■ What is being asked
The records below must be transcribed exactly. Do not include the pictures.

■ Rows
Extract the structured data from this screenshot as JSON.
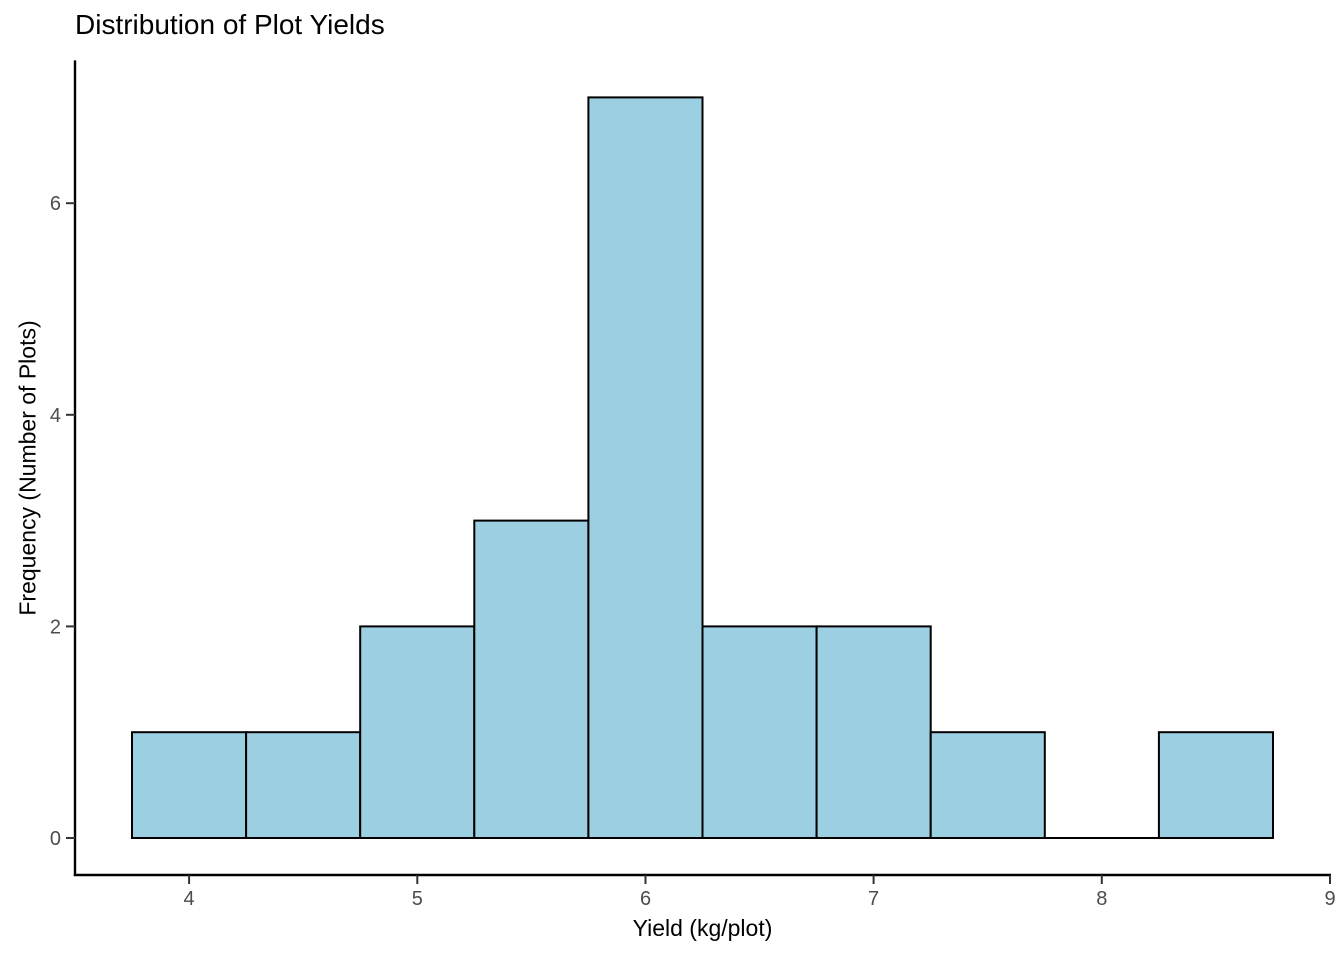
{
  "chart_data": {
    "type": "bar",
    "subtype": "histogram",
    "title": "Distribution of Plot Yields",
    "xlabel": "Yield (kg/plot)",
    "ylabel": "Frequency (Number of Plots)",
    "bin_edges": [
      3.75,
      4.25,
      4.75,
      5.25,
      5.75,
      6.25,
      6.75,
      7.25,
      7.75,
      8.25,
      8.75
    ],
    "counts": [
      1,
      1,
      2,
      3,
      7,
      2,
      2,
      1,
      0,
      1
    ],
    "x_ticks": [
      4,
      5,
      6,
      7,
      8,
      9
    ],
    "y_ticks": [
      0,
      2,
      4,
      6
    ],
    "xlim": [
      3.5,
      9.0
    ],
    "ylim": [
      -0.35,
      7.35
    ],
    "grid": false,
    "legend_position": "none",
    "colors": {
      "bar_fill": "#9DCFE2",
      "bar_stroke": "#000000",
      "axis_line": "#000000",
      "tick_mark": "#333333",
      "tick_label": "#4D4D4D",
      "title": "#000000",
      "axis_title": "#000000",
      "background": "#FFFFFF"
    }
  }
}
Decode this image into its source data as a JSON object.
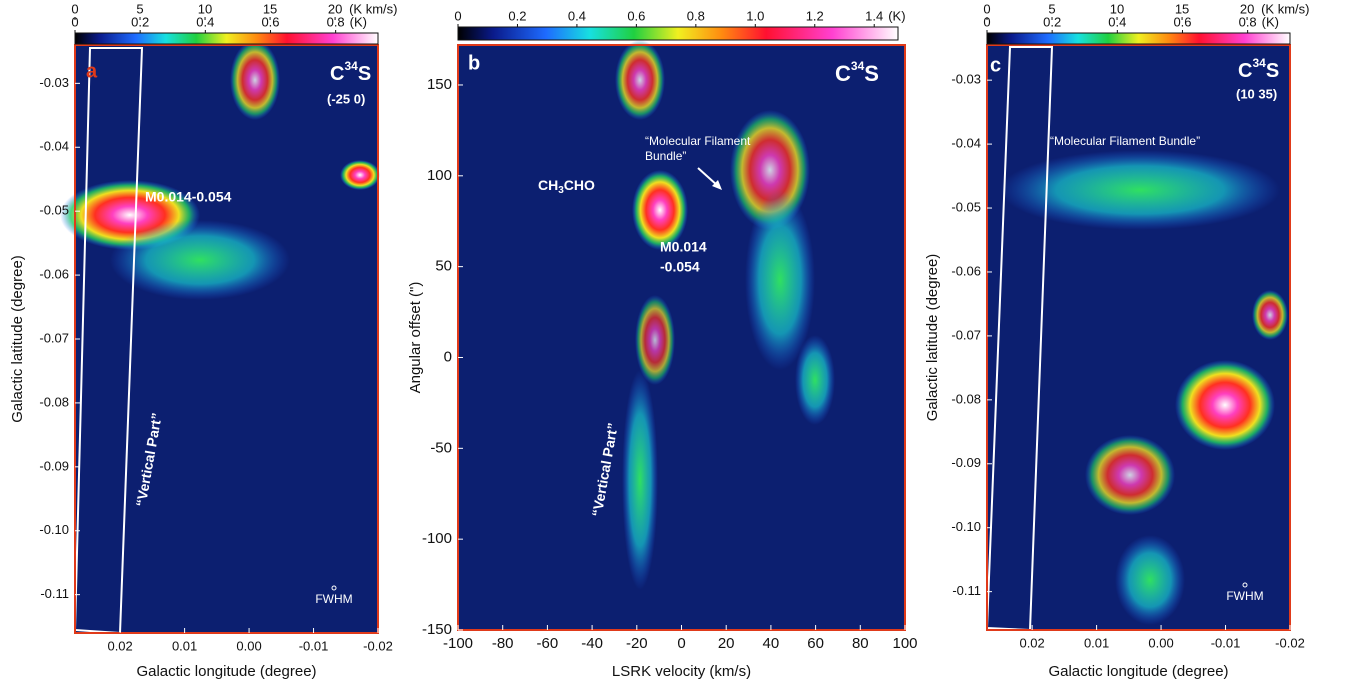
{
  "panels": [
    {
      "letter": "a",
      "molecule": {
        "main": "C",
        "sup": "34",
        "end": "S"
      },
      "velocity_range": "(-25 0)",
      "xlabel": "Galactic longitude (degree)",
      "ylabel": "Galactic latitude (degree)",
      "xlim": [
        0.027,
        -0.02
      ],
      "ylim": [
        -0.116,
        -0.024
      ],
      "xticks": [
        0.02,
        0.01,
        {
          "value": 0,
          "label": "0.00"
        },
        -0.01,
        -0.02
      ],
      "yticks": [
        -0.03,
        -0.04,
        -0.05,
        -0.06,
        -0.07,
        -0.08,
        -0.09,
        {
          "value": -0.1,
          "label": "-0.10"
        },
        -0.11
      ],
      "colorbars": [
        {
          "lim": [
            0,
            23.3
          ],
          "ticks": [
            0,
            5,
            10,
            15,
            20
          ],
          "unit": "(K km/s)"
        },
        {
          "lim": [
            0,
            0.93
          ],
          "ticks": [
            0,
            0.2,
            0.4,
            0.6,
            0.8
          ],
          "unit": "(K)"
        }
      ],
      "annotations": {
        "source": "M0.014-0.054",
        "vertical": "“Vertical Part”",
        "beam": "FWHM"
      }
    },
    {
      "letter": "b",
      "molecule": {
        "main": "C",
        "sup": "34",
        "end": "S"
      },
      "xlabel": "LSRK velocity (km/s)",
      "ylabel": "Angular offset (\")",
      "xlim": [
        -100,
        100
      ],
      "ylim": [
        -150,
        172
      ],
      "xticks": [
        -100,
        -80,
        -60,
        -40,
        -20,
        0,
        20,
        40,
        60,
        80,
        100
      ],
      "yticks": [
        150,
        100,
        50,
        0,
        -50,
        -100,
        -150
      ],
      "colorbars": [
        {
          "lim": [
            0,
            1.48
          ],
          "ticks": [
            0,
            0.2,
            0.4,
            0.6,
            0.8,
            {
              "value": 1,
              "label": "1.0"
            },
            1.2,
            1.4
          ],
          "unit": "(K)"
        }
      ],
      "annotations": {
        "source_line1": "M0.014",
        "source_line2": "-0.054",
        "vertical": "“Vertical Part”",
        "species": {
          "main": "CH",
          "sub": "3",
          "end": "CHO"
        },
        "bundle_line1": "“Molecular Filament",
        "bundle_line2": "Bundle”"
      }
    },
    {
      "letter": "c",
      "molecule": {
        "main": "C",
        "sup": "34",
        "end": "S"
      },
      "velocity_range": "(10 35)",
      "xlabel": "Galactic longitude (degree)",
      "ylabel": "Galactic latitude (degree)",
      "xlim": [
        0.027,
        -0.02
      ],
      "ylim": [
        -0.116,
        -0.0245
      ],
      "xticks": [
        0.02,
        0.01,
        {
          "value": 0,
          "label": "0.00"
        },
        -0.01,
        -0.02
      ],
      "yticks": [
        -0.03,
        -0.04,
        -0.05,
        -0.06,
        -0.07,
        -0.08,
        -0.09,
        {
          "value": -0.1,
          "label": "-0.10"
        },
        -0.11
      ],
      "colorbars": [
        {
          "lim": [
            0,
            23.3
          ],
          "ticks": [
            0,
            5,
            10,
            15,
            20
          ],
          "unit": "(K km/s)"
        },
        {
          "lim": [
            0,
            0.93
          ],
          "ticks": [
            0,
            0.2,
            0.4,
            0.6,
            0.8
          ],
          "unit": "(K)"
        }
      ],
      "annotations": {
        "bundle": "“Molecular Filament Bundle”",
        "beam": "FWHM"
      }
    }
  ]
}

■ Answer to the problem
Extract the structured data from this screenshot as JSON.
{
  "chart_data": {
    "type": "bar",
    "subtype": "histogram",
    "title": "Distribution of Plot Yields",
    "xlabel": "Yield (kg/plot)",
    "ylabel": "Frequency (Number of Plots)",
    "bin_edges": [
      3.75,
      4.25,
      4.75,
      5.25,
      5.75,
      6.25,
      6.75,
      7.25,
      7.75,
      8.25,
      8.75
    ],
    "counts": [
      1,
      1,
      2,
      3,
      7,
      2,
      2,
      1,
      0,
      1
    ],
    "x_ticks": [
      4,
      5,
      6,
      7,
      8,
      9
    ],
    "y_ticks": [
      0,
      2,
      4,
      6
    ],
    "xlim": [
      3.5,
      9.0
    ],
    "ylim": [
      -0.35,
      7.35
    ],
    "grid": false,
    "legend_position": "none",
    "colors": {
      "bar_fill": "#9DCFE2",
      "bar_stroke": "#000000",
      "axis_line": "#000000",
      "tick_mark": "#333333",
      "tick_label": "#4D4D4D",
      "title": "#000000",
      "axis_title": "#000000",
      "background": "#FFFFFF"
    }
  }
}
Decode this image into its source data as a JSON object.
{
  "panels": [
    {
      "letter": "a",
      "molecule": {
        "main": "C",
        "sup": "34",
        "end": "S"
      },
      "velocity_range": "(-25 0)",
      "xlabel": "Galactic longitude (degree)",
      "ylabel": "Galactic latitude (degree)",
      "xlim": [
        0.027,
        -0.02
      ],
      "ylim": [
        -0.116,
        -0.024
      ],
      "xticks": [
        0.02,
        0.01,
        {
          "value": 0,
          "label": "0.00"
        },
        -0.01,
        -0.02
      ],
      "yticks": [
        -0.03,
        -0.04,
        -0.05,
        -0.06,
        -0.07,
        -0.08,
        -0.09,
        {
          "value": -0.1,
          "label": "-0.10"
        },
        -0.11
      ],
      "colorbars": [
        {
          "lim": [
            0,
            23.3
          ],
          "ticks": [
            0,
            5,
            10,
            15,
            20
          ],
          "unit": "(K km/s)"
        },
        {
          "lim": [
            0,
            0.93
          ],
          "ticks": [
            0,
            0.2,
            0.4,
            0.6,
            0.8
          ],
          "unit": "(K)"
        }
      ],
      "annotations": {
        "source": "M0.014-0.054",
        "vertical": "“Vertical Part”",
        "beam": "FWHM"
      }
    },
    {
      "letter": "b",
      "molecule": {
        "main": "C",
        "sup": "34",
        "end": "S"
      },
      "xlabel": "LSRK velocity (km/s)",
      "ylabel": "Angular offset (\")",
      "xlim": [
        -100,
        100
      ],
      "ylim": [
        -150,
        172
      ],
      "xticks": [
        -100,
        -80,
        -60,
        -40,
        -20,
        0,
        20,
        40,
        60,
        80,
        100
      ],
      "yticks": [
        150,
        100,
        50,
        0,
        -50,
        -100,
        -150
      ],
      "colorbars": [
        {
          "lim": [
            0,
            1.48
          ],
          "ticks": [
            0,
            0.2,
            0.4,
            0.6,
            0.8,
            {
              "value": 1,
              "label": "1.0"
            },
            1.2,
            1.4
          ],
          "unit": "(K)"
        }
      ],
      "annotations": {
        "source_line1": "M0.014",
        "source_line2": "-0.054",
        "vertical": "“Vertical Part”",
        "species": {
          "main": "CH",
          "sub": "3",
          "end": "CHO"
        },
        "bundle_line1": "“Molecular Filament",
        "bundle_line2": "Bundle”"
      }
    },
    {
      "letter": "c",
      "molecule": {
        "main": "C",
        "sup": "34",
        "end": "S"
      },
      "velocity_range": "(10 35)",
      "xlabel": "Galactic longitude (degree)",
      "ylabel": "Galactic latitude (degree)",
      "xlim": [
        0.027,
        -0.02
      ],
      "ylim": [
        -0.116,
        -0.0245
      ],
      "xticks": [
        0.02,
        0.01,
        {
          "value": 0,
          "label": "0.00"
        },
        -0.01,
        -0.02
      ],
      "yticks": [
        -0.03,
        -0.04,
        -0.05,
        -0.06,
        -0.07,
        -0.08,
        -0.09,
        {
          "value": -0.1,
          "label": "-0.10"
        },
        -0.11
      ],
      "colorbars": [
        {
          "lim": [
            0,
            23.3
          ],
          "ticks": [
            0,
            5,
            10,
            15,
            20
          ],
          "unit": "(K km/s)"
        },
        {
          "lim": [
            0,
            0.93
          ],
          "ticks": [
            0,
            0.2,
            0.4,
            0.6,
            0.8
          ],
          "unit": "(K)"
        }
      ],
      "annotations": {
        "bundle": "“Molecular Filament Bundle”",
        "beam": "FWHM"
      }
    }
  ]
}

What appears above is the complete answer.